■ **Exercise task A**:
Echo the entire model card word for word.

■ **Extract provided**:
.....

You need to agree to share your contact information to access this model

This repository is publicly accessible, but you have to accept the conditions to access its files and content.

Nemotron 3.5 ASR Streaming Multilingual 0.6B — CoreML

To grant access please join the server https://discord.gg/S6m4ET3pX and message Sisyphu

CoreML / Apple Neural Engine ships of nemotron-3.5-asr-streaming-0.6b (Conformer encoder + RNN-T decoder), optimized for on-device streaming ASR on Apple Silicon. Benchmarked on Apple M5 Pro / macOS 26.5.

Built on the 2026-05-29 base-checkpoint update.

Two models × 4 latency tiers = 8 bundles.

latin/ — one Latin-script-pruned vocab (2828 tokens) shared by en / es / fr / it / pt / de (smaller, faster joint).
multilingual/ — the full 13087-token vocab covering every language, including zh / ja (and 100+ more via prompt_id).

Each at four chunk sizes — 0.56 s / 1 s / 2 s / 4 s — trading latency for throughput. Pick the folder by script; pass the exact language at inference (--language de-DE). FluidAudio's downloader auto-routes the language to the right folder. Per-language results are in the table below and in manifest.json.

Ship matrix (per-file RTFx, single-stream batch=1)

RTFx = real-time factor (audio-seconds processed per wall-second; higher is faster). WER for Latin-script languages, CER for zh/ja (no word boundaries). All numbers are FLEURS test, full splits (see methodology). The Folder column is which bundle serves that language — the en/es/fr/it/pt/de rows are all the same latin/ model measured per language; zh/ja and Multilingual are the same multilingual/ model.

.....

■ **Exercise task B**:
In the rows from the first line up to and including the line with "- cell-note: [688, 1357, 918, 1393]", swap "cell-typ" for "cell-typical". Give those lines again with nothing else changed.

■ **Data shown**:
.....

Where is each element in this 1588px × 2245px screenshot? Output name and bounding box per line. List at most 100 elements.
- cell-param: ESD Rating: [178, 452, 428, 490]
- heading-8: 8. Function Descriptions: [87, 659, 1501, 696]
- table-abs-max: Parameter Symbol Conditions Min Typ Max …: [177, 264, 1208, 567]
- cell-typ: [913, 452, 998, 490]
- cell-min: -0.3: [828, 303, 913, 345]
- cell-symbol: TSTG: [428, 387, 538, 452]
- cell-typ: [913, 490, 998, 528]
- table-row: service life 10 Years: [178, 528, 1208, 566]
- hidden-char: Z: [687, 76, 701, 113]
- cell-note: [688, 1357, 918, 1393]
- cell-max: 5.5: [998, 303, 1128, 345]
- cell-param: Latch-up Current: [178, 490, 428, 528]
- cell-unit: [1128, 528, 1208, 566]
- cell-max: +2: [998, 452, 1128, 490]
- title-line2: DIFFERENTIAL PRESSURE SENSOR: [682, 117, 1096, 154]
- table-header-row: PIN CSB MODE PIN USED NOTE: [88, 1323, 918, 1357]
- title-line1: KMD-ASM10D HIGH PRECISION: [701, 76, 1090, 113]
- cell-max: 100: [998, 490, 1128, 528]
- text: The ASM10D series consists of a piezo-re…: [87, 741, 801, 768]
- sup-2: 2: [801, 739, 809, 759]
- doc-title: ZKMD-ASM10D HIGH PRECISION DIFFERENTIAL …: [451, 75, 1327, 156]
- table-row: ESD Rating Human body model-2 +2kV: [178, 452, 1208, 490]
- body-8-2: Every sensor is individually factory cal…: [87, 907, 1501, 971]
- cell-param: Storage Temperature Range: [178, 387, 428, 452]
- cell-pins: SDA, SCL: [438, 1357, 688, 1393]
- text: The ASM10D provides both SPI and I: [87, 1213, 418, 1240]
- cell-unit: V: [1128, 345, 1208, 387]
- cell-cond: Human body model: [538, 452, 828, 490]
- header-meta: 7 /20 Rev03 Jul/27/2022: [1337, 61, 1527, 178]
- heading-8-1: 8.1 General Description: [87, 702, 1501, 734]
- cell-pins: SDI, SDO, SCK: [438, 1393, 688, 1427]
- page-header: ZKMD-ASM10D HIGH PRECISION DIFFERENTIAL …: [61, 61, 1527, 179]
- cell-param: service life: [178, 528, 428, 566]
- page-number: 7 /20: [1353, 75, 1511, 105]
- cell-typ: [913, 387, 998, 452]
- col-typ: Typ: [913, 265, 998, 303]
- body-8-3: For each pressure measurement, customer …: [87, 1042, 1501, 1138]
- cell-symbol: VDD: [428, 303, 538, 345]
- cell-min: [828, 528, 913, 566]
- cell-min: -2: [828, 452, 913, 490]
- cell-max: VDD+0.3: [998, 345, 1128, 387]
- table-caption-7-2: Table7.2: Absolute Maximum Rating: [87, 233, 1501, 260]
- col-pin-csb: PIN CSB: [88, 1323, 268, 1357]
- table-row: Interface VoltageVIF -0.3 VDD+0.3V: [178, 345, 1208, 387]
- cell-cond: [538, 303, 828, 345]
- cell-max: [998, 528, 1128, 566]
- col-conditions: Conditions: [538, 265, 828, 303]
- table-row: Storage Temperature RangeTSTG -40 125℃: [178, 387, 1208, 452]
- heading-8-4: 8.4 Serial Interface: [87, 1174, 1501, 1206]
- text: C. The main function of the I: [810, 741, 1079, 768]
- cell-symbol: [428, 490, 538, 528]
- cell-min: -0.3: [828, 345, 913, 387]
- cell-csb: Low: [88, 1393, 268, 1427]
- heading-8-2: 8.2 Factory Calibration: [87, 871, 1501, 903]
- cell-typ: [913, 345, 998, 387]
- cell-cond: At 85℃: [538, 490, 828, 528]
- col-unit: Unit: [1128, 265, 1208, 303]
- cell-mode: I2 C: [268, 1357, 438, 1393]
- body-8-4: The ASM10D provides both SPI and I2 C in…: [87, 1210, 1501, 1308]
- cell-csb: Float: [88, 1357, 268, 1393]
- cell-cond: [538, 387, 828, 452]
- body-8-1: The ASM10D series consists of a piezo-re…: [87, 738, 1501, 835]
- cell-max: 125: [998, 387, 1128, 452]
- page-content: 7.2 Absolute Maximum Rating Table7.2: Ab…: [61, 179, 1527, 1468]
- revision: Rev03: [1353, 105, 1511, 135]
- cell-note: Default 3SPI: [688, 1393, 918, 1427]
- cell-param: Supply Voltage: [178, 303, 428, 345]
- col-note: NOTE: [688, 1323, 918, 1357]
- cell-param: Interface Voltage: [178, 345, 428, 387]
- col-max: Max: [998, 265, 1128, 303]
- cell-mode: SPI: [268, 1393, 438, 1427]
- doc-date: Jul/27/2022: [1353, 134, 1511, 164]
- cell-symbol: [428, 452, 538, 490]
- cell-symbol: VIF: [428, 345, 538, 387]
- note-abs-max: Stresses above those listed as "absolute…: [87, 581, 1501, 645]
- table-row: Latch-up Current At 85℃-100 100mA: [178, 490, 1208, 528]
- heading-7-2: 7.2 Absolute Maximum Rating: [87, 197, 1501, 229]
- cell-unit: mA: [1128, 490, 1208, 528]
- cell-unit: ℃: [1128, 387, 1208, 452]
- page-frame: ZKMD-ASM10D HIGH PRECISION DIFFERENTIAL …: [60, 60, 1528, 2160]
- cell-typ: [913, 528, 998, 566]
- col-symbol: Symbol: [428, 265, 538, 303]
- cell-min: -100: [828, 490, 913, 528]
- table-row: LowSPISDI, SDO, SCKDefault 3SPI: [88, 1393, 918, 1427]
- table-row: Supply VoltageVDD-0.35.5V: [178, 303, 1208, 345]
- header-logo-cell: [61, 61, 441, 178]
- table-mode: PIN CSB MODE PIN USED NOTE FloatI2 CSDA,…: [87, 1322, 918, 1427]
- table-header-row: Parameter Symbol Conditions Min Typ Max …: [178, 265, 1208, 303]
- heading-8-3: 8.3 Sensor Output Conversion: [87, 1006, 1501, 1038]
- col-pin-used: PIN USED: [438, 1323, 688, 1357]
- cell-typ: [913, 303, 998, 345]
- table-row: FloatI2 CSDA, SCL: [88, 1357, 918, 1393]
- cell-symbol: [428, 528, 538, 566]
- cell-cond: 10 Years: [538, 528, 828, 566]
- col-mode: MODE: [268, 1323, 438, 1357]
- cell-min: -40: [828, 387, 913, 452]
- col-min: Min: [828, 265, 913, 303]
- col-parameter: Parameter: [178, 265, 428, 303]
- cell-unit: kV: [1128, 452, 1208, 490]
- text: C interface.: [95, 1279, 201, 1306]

.....

■ **Final answer A**:
You need to agree to share your contact information to access this model

This repository is publicly accessible, but you have to accept the conditions to access its files and content.

Nemotron 3.5 ASR Streaming Multilingual 0.6B — CoreML

To grant access please join the server https://discord.gg/S6m4ET3pX and message Sisyphu

CoreML / Apple Neural Engine ships of nemotron-3.5-asr-streaming-0.6b (Conformer encoder + RNN-T decoder), optimized for on-device streaming ASR on Apple Silicon. Benchmarked on Apple M5 Pro / macOS 26.5.

Built on the 2026-05-29 base-checkpoint update.

Two models × 4 latency tiers = 8 bundles.

latin/ — one Latin-script-pruned vocab (2828 tokens) shared by en / es / fr / it / pt / de (smaller, faster joint).
multilingual/ — the full 13087-token vocab covering every language, including zh / ja (and 100+ more via prompt_id).

Each at four chunk sizes — 0.56 s / 1 s / 2 s / 4 s — trading latency for throughput. Pick the folder by script; pass the exact language at inference (--language de-DE). FluidAudio's downloader auto-routes the language to the right folder. Per-language results are in the table below and in manifest.json.

Ship matrix (per-file RTFx, single-stream batch=1)

RTFx = real-time factor (audio-seconds processed per wall-second; higher is faster). WER for Latin-script languages, CER for zh/ja (no word boundaries). All numbers are FLEURS test, full splits (see methodology). The Folder column is which bundle serves that language — the en/es/fr/it/pt/de rows are all the same latin/ model measured per language; zh/ja and Multilingual are the same multilingual/ model.

■ **Final answer B**:
Where is each element in this 1588px × 2245px screenshot? Output name and bounding box per line. List at most 100 elements.
- cell-param: ESD Rating: [178, 452, 428, 490]
- heading-8: 8. Function Descriptions: [87, 659, 1501, 696]
- table-abs-max: Parameter Symbol Conditions Min Typ Max …: [177, 264, 1208, 567]
- cell-typical: [913, 452, 998, 490]
- cell-min: -0.3: [828, 303, 913, 345]
- cell-symbol: TSTG: [428, 387, 538, 452]
- cell-typical: [913, 490, 998, 528]
- table-row: service life 10 Years: [178, 528, 1208, 566]
- hidden-char: Z: [687, 76, 701, 113]
- cell-note: [688, 1357, 918, 1393]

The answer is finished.